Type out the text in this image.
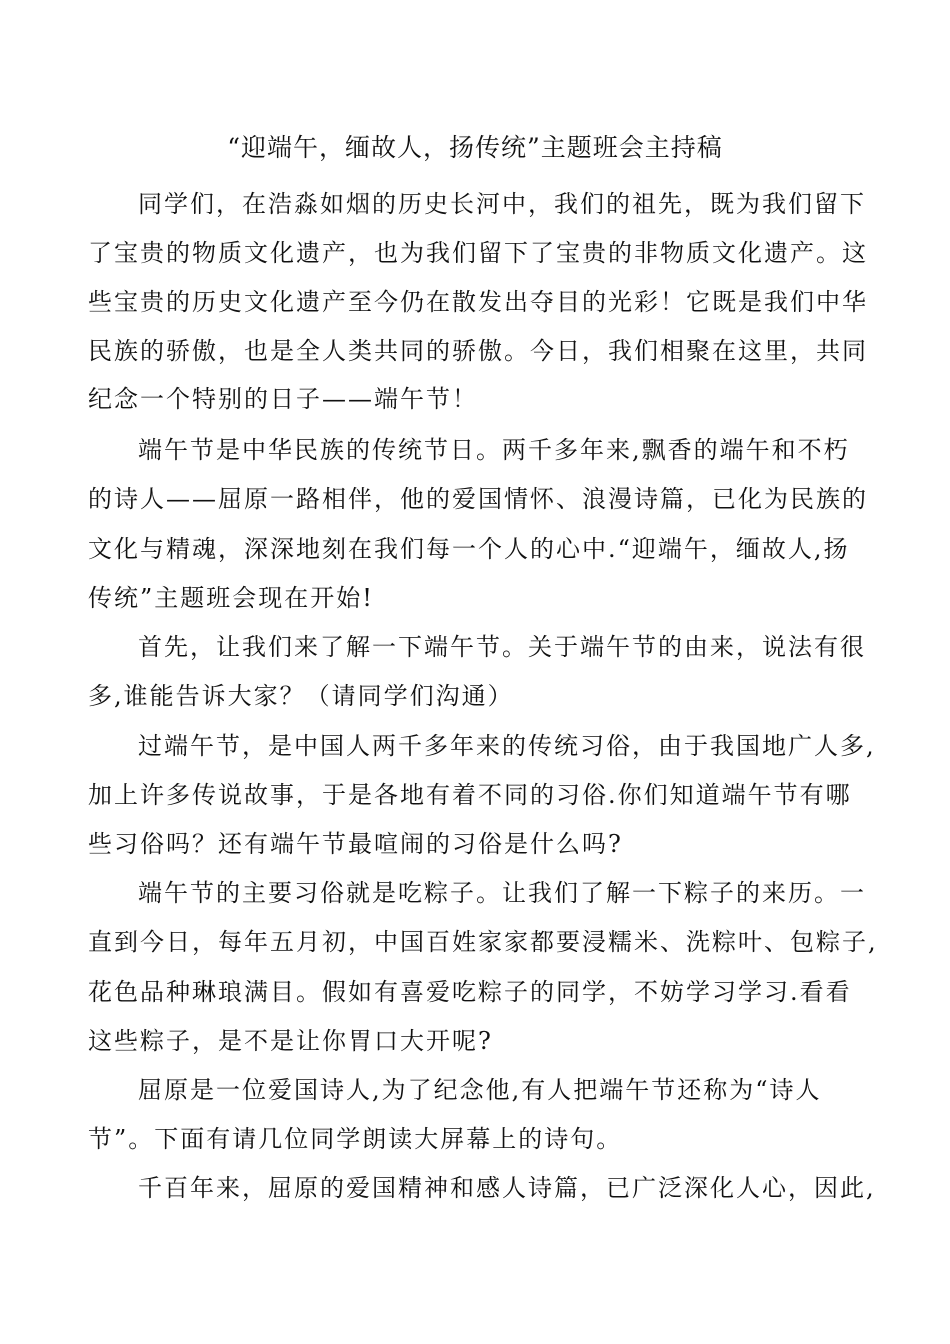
“迎端午，缅故人，扬传统”主题班会主持稿
同学们，在浩淼如烟的历史长河中，我们的祖先，既为我们留下
了宝贵的物质文化遗产，也为我们留下了宝贵的非物质文化遗产。这
些宝贵的历史文化遗产至今仍在散发出夺目的光彩！它既是我们中华
民族的骄傲，也是全人类共同的骄傲。今日，我们相聚在这里，共同
纪念一个特别的日子——端午节！
端午节是中华民族的传统节日。两千多年来,飘香的端午和不朽
的诗人——屈原一路相伴，他的爱国情怀、浪漫诗篇，已化为民族的
文化与精魂，深深地刻在我们每一个人的心中.“迎端午，缅故人,扬
传统”主题班会现在开始!
首先，让我们来了解一下端午节。关于端午节的由来，说法有很
多,谁能告诉大家？（请同学们沟通）
过端午节，是中国人两千多年来的传统习俗，由于我国地广人多,
加上许多传说故事，于是各地有着不同的习俗.你们知道端午节有哪
些习俗吗？还有端午节最喧闹的习俗是什么吗?
端午节的主要习俗就是吃粽子。让我们了解一下粽子的来历。一
直到今日，每年五月初，中国百姓家家都要浸糯米、洗粽叶、包粽子,
花色品种琳琅满目。假如有喜爱吃粽子的同学，不妨学习学习.看看
这些粽子，是不是让你胃口大开呢?
屈原是一位爱国诗人,为了纪念他,有人把端午节还称为“诗人
节”。下面有请几位同学朗读大屏幕上的诗句。
千百年来，屈原的爱国精神和感人诗篇，已广泛深化人心，因此,
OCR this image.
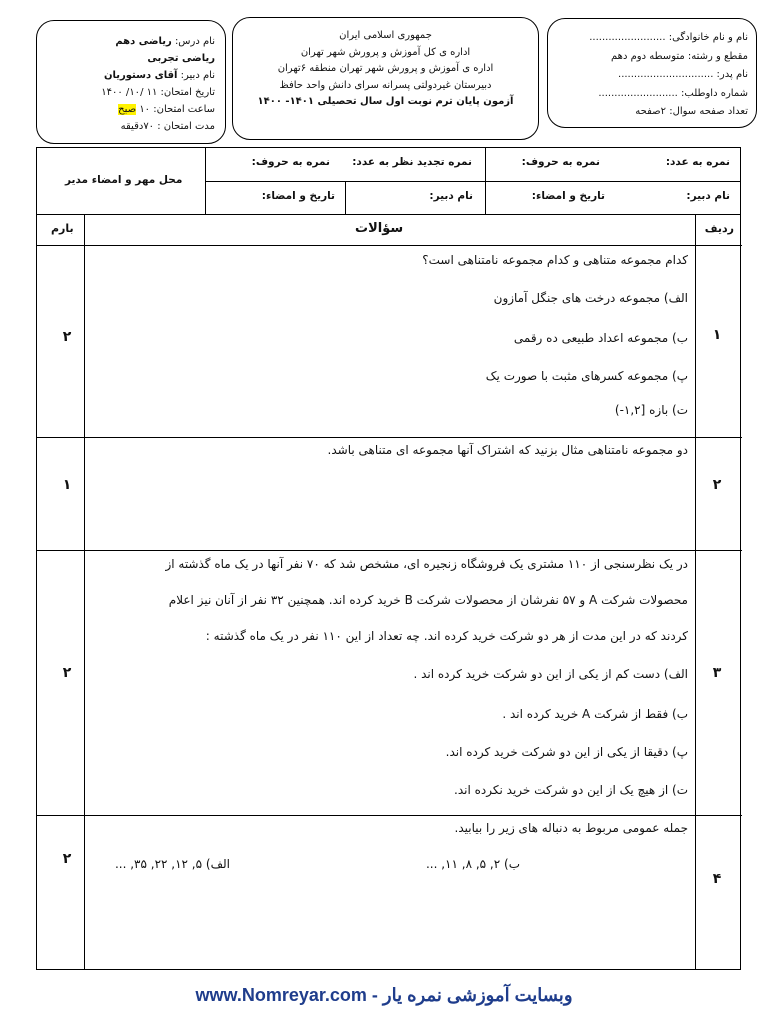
نام و نام خانوادگی: ........................
مقطع و رشته: متوسطه دوم دهم
نام پدر: ..............................
شماره داوطلب: .........................
تعداد صفحه سوال: ۲صفحه
جمهوری اسلامی ایران
اداره ی کل آموزش و پرورش شهر تهران
اداره ی آموزش و پرورش شهر تهران منطقه ۶تهران
دبیرستان غیردولتی پسرانه سرای دانش واحد حافظ
آزمون پایان ترم نوبت اول سال تحصیلی ۱۴۰۱- ۱۴۰۰
نام درس: ریاضی دهم
ریاضی تجربی
نام دبیر: آقای دستوریان
تاریخ امتحان: ۱۱ /۱۰/ ۱۴۰۰
ساعت امتحان: ۱۰ صبح
مدت امتحان : ۷۰دقیقه
نمره به عدد:
نمره به حروف:
نمره تجدید نظر به عدد:
نمره به حروف:
نام دبیر:
تاریخ و امضاء:
نام دبیر:
تاریخ و امضاء:
محل مهر و امضاء مدیر
ردیف
سؤالات
بارم
۱
۲
کدام مجموعه متناهی و کدام مجموعه نامتناهی است؟
الف) مجموعه درخت های جنگل آمازون
ب) مجموعه اعداد طبیعی ده رقمی
پ) مجموعه کسرهای مثبت با صورت یک
ت) بازه [۱,۲-)
۲
۱
دو مجموعه نامتناهی مثال بزنید که اشتراک آنها مجموعه ای متناهی باشد.
۳
۲
در یک نظرسنجی از ۱۱۰ مشتری یک فروشگاه زنجیره ای، مشخص شد که ۷۰ نفر آنها در یک ماه گذشته از
محصولات شرکت A و ۵۷ نفرشان از محصولات شرکت B خرید کرده اند. همچنین ۳۲ نفر از آنان نیز اعلام
کردند که در این مدت از هر دو شرکت خرید کرده اند. چه تعداد از این ۱۱۰ نفر در یک ماه گذشته :
الف) دست کم از یکی از این دو شرکت خرید کرده اند .
ب) فقط از شرکت A خرید کرده اند .
پ) دقیقا از یکی از این دو شرکت خرید کرده اند.
ت) از هیچ یک از این دو شرکت خرید نکرده اند.
۴
۲
جمله عمومی مربوط به دنباله های زیر را بیابید.
ب) ۲, ۵, ۸, ۱۱, ...
الف) ۵, ۱۲, ۲۲, ۳۵, ...
www.Nomreyar.com - وبسایت آموزشی نمره یار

(TASK REQUIREMENTS) Without the pictures, write out every entry precisely as it appears.

(REPLY)
Type out the text in this image.
“迎端午，缅故人，扬传统”主题班会主持稿
同学们，在浩淼如烟的历史长河中，我们的祖先，既为我们留下
了宝贵的物质文化遗产，也为我们留下了宝贵的非物质文化遗产。这
些宝贵的历史文化遗产至今仍在散发出夺目的光彩！它既是我们中华
民族的骄傲，也是全人类共同的骄傲。今日，我们相聚在这里，共同
纪念一个特别的日子——端午节！
端午节是中华民族的传统节日。两千多年来,飘香的端午和不朽
的诗人——屈原一路相伴，他的爱国情怀、浪漫诗篇，已化为民族的
文化与精魂，深深地刻在我们每一个人的心中.“迎端午，缅故人,扬
传统”主题班会现在开始!
首先，让我们来了解一下端午节。关于端午节的由来，说法有很
多,谁能告诉大家？（请同学们沟通）
过端午节，是中国人两千多年来的传统习俗，由于我国地广人多,
加上许多传说故事，于是各地有着不同的习俗.你们知道端午节有哪
些习俗吗？还有端午节最喧闹的习俗是什么吗?
端午节的主要习俗就是吃粽子。让我们了解一下粽子的来历。一
直到今日，每年五月初，中国百姓家家都要浸糯米、洗粽叶、包粽子,
花色品种琳琅满目。假如有喜爱吃粽子的同学，不妨学习学习.看看
这些粽子，是不是让你胃口大开呢?
屈原是一位爱国诗人,为了纪念他,有人把端午节还称为“诗人
节”。下面有请几位同学朗读大屏幕上的诗句。
千百年来，屈原的爱国精神和感人诗篇，已广泛深化人心，因此,
OCR this image.
نام و نام خانوادگی: ........................
مقطع و رشته: متوسطه دوم دهم
نام پدر: ..............................
شماره داوطلب: .........................
تعداد صفحه سوال: ۲صفحه
جمهوری اسلامی ایران
اداره ی کل آموزش و پرورش شهر تهران
اداره ی آموزش و پرورش شهر تهران منطقه ۶تهران
دبیرستان غیردولتی پسرانه سرای دانش واحد حافظ
آزمون پایان ترم نوبت اول سال تحصیلی ۱۴۰۱- ۱۴۰۰
نام درس: ریاضی دهم
ریاضی تجربی
نام دبیر: آقای دستوریان
تاریخ امتحان: ۱۱ /۱۰/ ۱۴۰۰
ساعت امتحان: ۱۰ صبح
مدت امتحان : ۷۰دقیقه
نمره به عدد:
نمره به حروف:
نمره تجدید نظر به عدد:
نمره به حروف:
نام دبیر:
تاریخ و امضاء:
نام دبیر:
تاریخ و امضاء:
محل مهر و امضاء مدیر
ردیف
سؤالات
بارم
۱
۲
کدام مجموعه متناهی و کدام مجموعه نامتناهی است؟
الف) مجموعه درخت های جنگل آمازون
ب) مجموعه اعداد طبیعی ده رقمی
پ) مجموعه کسرهای مثبت با صورت یک
ت) بازه [۱,۲-)
۲
۱
دو مجموعه نامتناهی مثال بزنید که اشتراک آنها مجموعه ای متناهی باشد.
۳
۲
در یک نظرسنجی از ۱۱۰ مشتری یک فروشگاه زنجیره ای، مشخص شد که ۷۰ نفر آنها در یک ماه گذشته از
محصولات شرکت A و ۵۷ نفرشان از محصولات شرکت B خرید کرده اند. همچنین ۳۲ نفر از آنان نیز اعلام
کردند که در این مدت از هر دو شرکت خرید کرده اند. چه تعداد از این ۱۱۰ نفر در یک ماه گذشته :
الف) دست کم از یکی از این دو شرکت خرید کرده اند .
ب) فقط از شرکت A خرید کرده اند .
پ) دقیقا از یکی از این دو شرکت خرید کرده اند.
ت) از هیچ یک از این دو شرکت خرید نکرده اند.
۴
۲
جمله عمومی مربوط به دنباله های زیر را بیابید.
ب) ۲, ۵, ۸, ۱۱, ...
الف) ۵, ۱۲, ۲۲, ۳۵, ...
www.Nomreyar.com - وبسایت آموزشی نمره یار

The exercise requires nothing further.